---------- EXERCISE MATERIALS ----------

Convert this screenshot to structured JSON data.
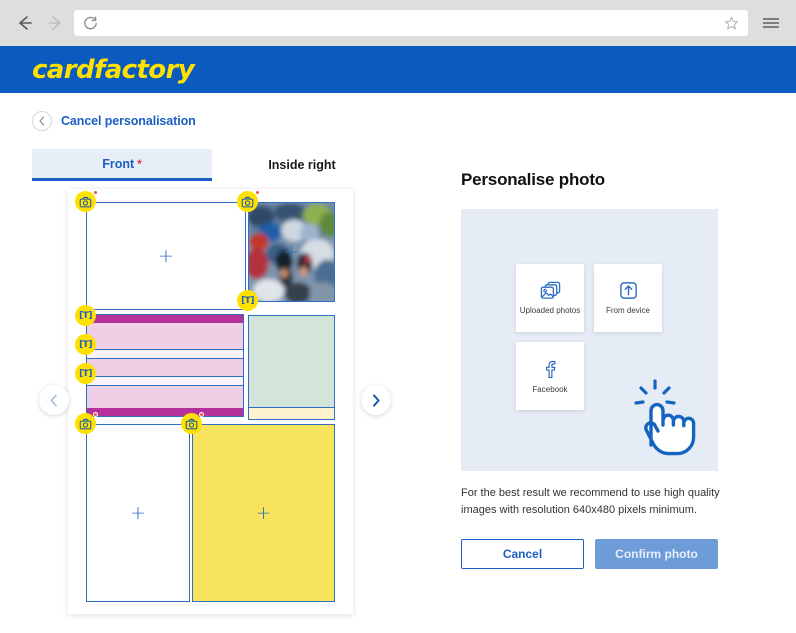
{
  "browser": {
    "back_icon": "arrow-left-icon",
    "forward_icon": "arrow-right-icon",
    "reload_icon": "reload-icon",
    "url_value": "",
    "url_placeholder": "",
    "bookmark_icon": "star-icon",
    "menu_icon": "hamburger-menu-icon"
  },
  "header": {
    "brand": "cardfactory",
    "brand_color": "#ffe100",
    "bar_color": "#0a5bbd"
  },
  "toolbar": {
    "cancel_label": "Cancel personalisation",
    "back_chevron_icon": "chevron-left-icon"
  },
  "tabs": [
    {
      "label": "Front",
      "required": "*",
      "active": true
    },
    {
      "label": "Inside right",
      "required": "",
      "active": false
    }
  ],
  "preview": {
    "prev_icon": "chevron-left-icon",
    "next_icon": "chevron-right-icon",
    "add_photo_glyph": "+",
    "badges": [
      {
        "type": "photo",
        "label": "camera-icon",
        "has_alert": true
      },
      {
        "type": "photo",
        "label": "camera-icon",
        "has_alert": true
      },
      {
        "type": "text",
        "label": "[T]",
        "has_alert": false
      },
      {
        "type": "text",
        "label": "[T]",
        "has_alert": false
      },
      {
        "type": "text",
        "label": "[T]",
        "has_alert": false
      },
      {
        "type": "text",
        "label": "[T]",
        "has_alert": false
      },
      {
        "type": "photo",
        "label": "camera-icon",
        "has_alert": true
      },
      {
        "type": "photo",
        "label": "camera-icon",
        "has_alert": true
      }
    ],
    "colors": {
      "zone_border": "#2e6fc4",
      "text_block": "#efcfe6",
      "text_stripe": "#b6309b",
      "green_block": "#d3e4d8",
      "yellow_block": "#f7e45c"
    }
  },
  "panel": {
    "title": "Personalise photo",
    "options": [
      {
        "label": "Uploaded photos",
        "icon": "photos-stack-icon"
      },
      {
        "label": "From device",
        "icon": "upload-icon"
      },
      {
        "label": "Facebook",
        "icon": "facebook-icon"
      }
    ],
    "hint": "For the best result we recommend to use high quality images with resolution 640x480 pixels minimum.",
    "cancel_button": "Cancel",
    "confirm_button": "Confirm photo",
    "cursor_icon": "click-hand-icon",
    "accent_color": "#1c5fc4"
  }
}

----------

WHAT YOU NEED TO DO - Copy every line of the material in which the word "right" occurs.

CORRECT RESPONSE -
    "forward_icon": "arrow-right-icon",
      "label": "Inside right",
    "next_icon": "chevron-right-icon",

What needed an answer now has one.